• **Dataset items**:
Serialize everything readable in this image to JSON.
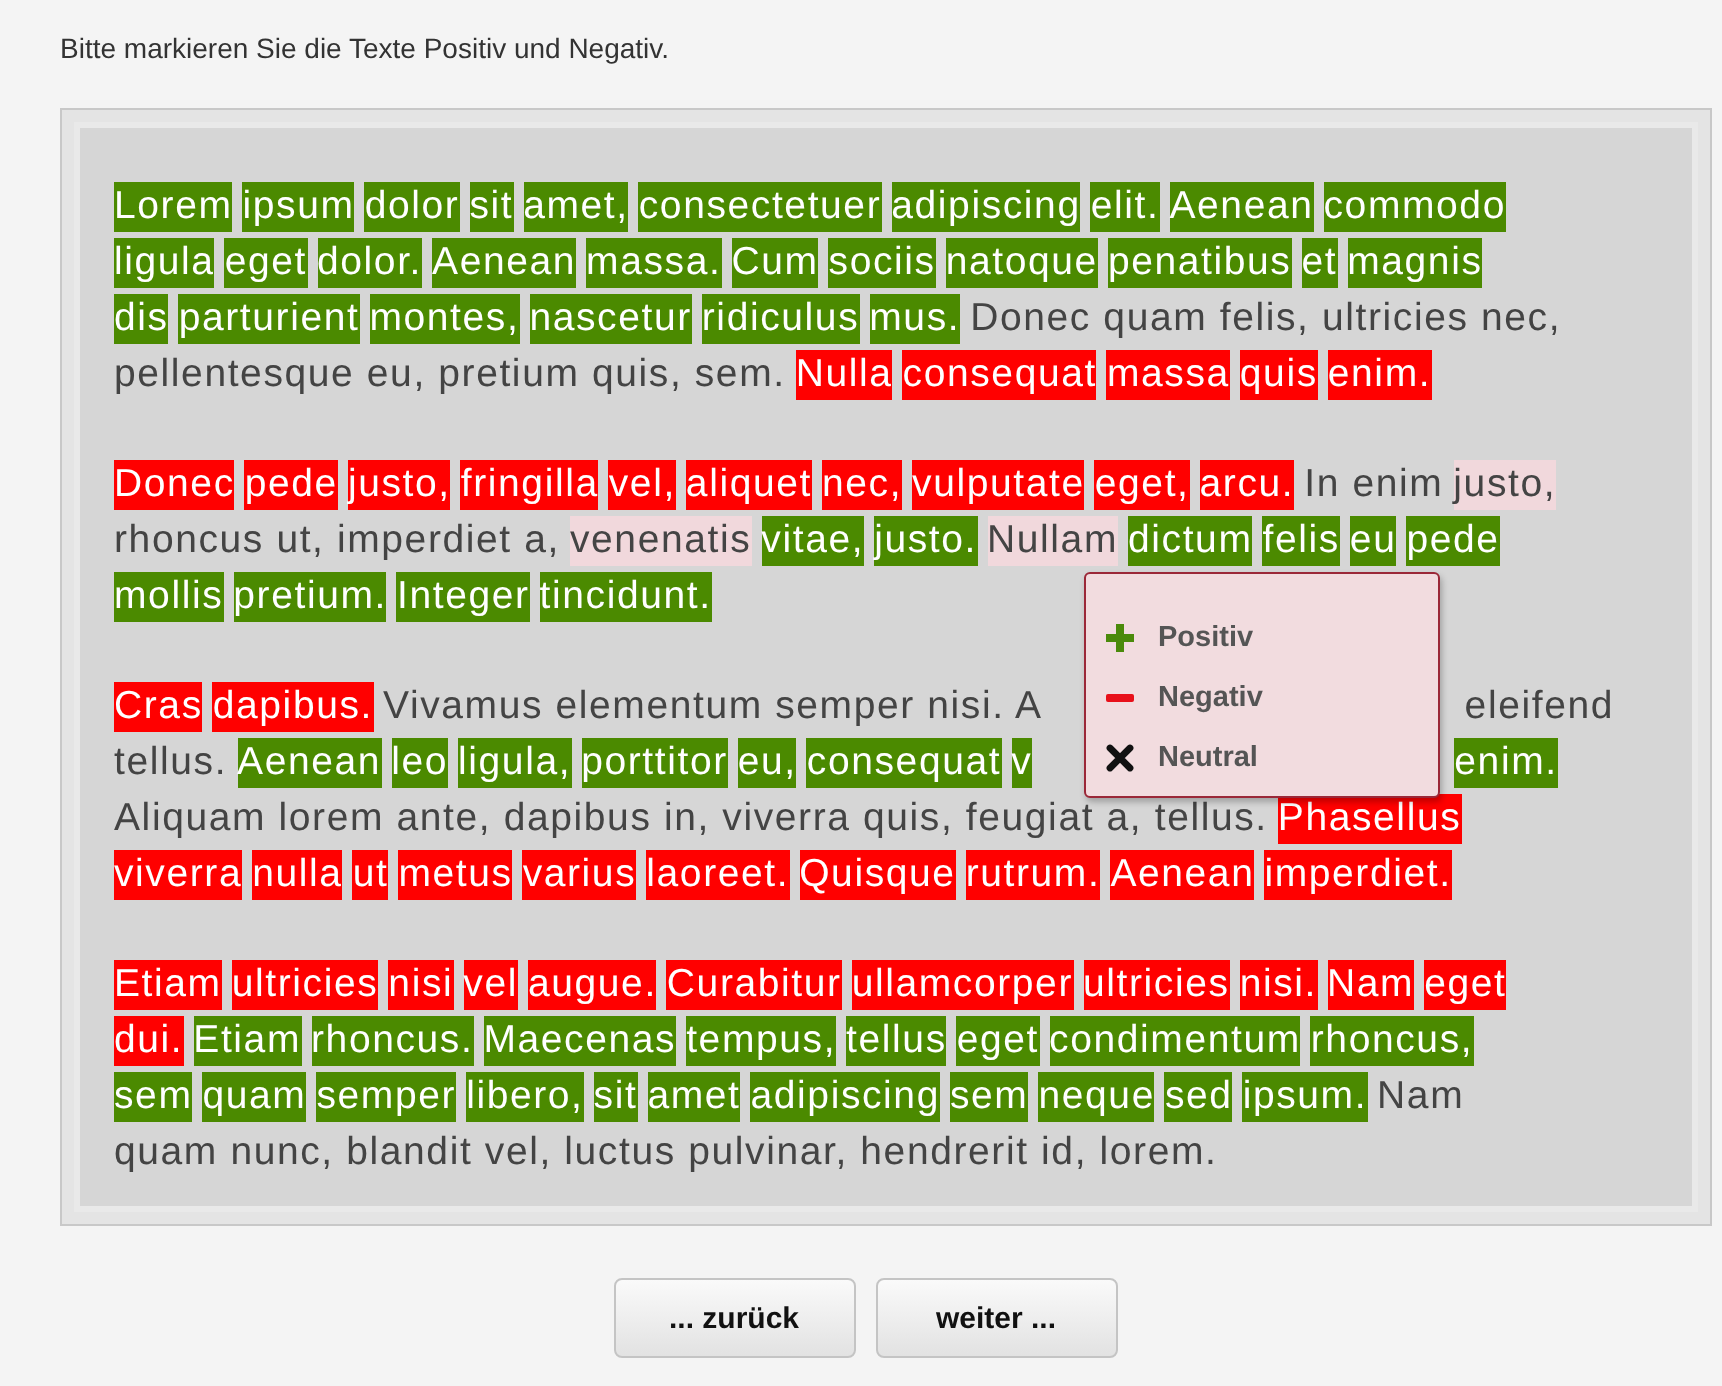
{
  "instruction": "Bitte markieren Sie die Texte Positiv und Negativ.",
  "paragraphs": [
    [
      [
        {
          "text": "Lorem ipsum dolor sit amet, consectetuer adipiscing elit. Aenean commodo",
          "kind": "positive"
        }
      ],
      [
        {
          "text": "ligula eget dolor. Aenean massa. Cum sociis natoque penatibus et magnis",
          "kind": "positive"
        }
      ],
      [
        {
          "text": "dis parturient montes, nascetur ridiculus mus.",
          "kind": "positive"
        },
        {
          "text": "Donec quam felis, ultricies nec,",
          "kind": "neutral"
        }
      ],
      [
        {
          "text": "pellentesque eu, pretium quis, sem.",
          "kind": "neutral"
        },
        {
          "text": "Nulla consequat massa quis enim.",
          "kind": "negative"
        }
      ]
    ],
    [
      [
        {
          "text": "Donec pede justo, fringilla vel, aliquet nec, vulputate eget, arcu.",
          "kind": "negative"
        },
        {
          "text": "In enim",
          "kind": "neutral"
        },
        {
          "text": "justo,",
          "kind": "pending"
        }
      ],
      [
        {
          "text": "rhoncus ut, imperdiet a,",
          "kind": "neutral"
        },
        {
          "text": "venenatis",
          "kind": "pending"
        },
        {
          "text": "vitae, justo.",
          "kind": "positive"
        },
        {
          "text": "Nullam",
          "kind": "pending"
        },
        {
          "text": "dictum felis eu pede",
          "kind": "positive"
        }
      ],
      [
        {
          "text": "mollis pretium. Integer tincidunt.",
          "kind": "positive"
        }
      ]
    ],
    [
      [
        {
          "text": "Cras dapibus.",
          "kind": "negative"
        },
        {
          "text": "Vivamus elementum semper nisi. A",
          "kind": "neutral",
          "covered_after": true
        },
        {
          "text": "eleifend",
          "kind": "neutral"
        }
      ],
      [
        {
          "text": "tellus.",
          "kind": "neutral"
        },
        {
          "text": "Aenean leo ligula, porttitor eu, consequat v",
          "kind": "positive",
          "covered_after": true
        },
        {
          "text": "enim.",
          "kind": "positive"
        }
      ],
      [
        {
          "text": "Aliquam lorem ante, dapibus in, viverra quis, feugiat a, tellus.",
          "kind": "neutral"
        },
        {
          "text": "Phasellus",
          "kind": "negative"
        }
      ],
      [
        {
          "text": "viverra nulla ut metus varius laoreet. Quisque rutrum. Aenean imperdiet.",
          "kind": "negative"
        }
      ]
    ],
    [
      [
        {
          "text": "Etiam ultricies nisi vel augue. Curabitur ullamcorper ultricies nisi. Nam eget",
          "kind": "negative"
        }
      ],
      [
        {
          "text": "dui.",
          "kind": "negative"
        },
        {
          "text": "Etiam rhoncus. Maecenas tempus, tellus eget condimentum rhoncus,",
          "kind": "positive"
        }
      ],
      [
        {
          "text": "sem quam semper libero, sit amet adipiscing sem neque sed ipsum.",
          "kind": "positive"
        },
        {
          "text": "Nam",
          "kind": "neutral"
        }
      ],
      [
        {
          "text": "quam nunc, blandit vel, luctus pulvinar, hendrerit id, lorem.",
          "kind": "neutral"
        }
      ]
    ]
  ],
  "menu": [
    {
      "label": "Positiv",
      "kind": "positive"
    },
    {
      "label": "Negativ",
      "kind": "negative"
    },
    {
      "label": "Neutral",
      "kind": "neutral"
    }
  ],
  "buttons": [
    "... zurück",
    "weiter ..."
  ]
}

• **Task details**: Where a line in the entries holds "adipiscing", copy that line.

• **Result of this task**:
          "text": "Lorem ipsum dolor sit amet, consectetuer adipiscing elit. Aenean commodo",
          "text": "sem quam semper libero, sit amet adipiscing sem neque sed ipsum.",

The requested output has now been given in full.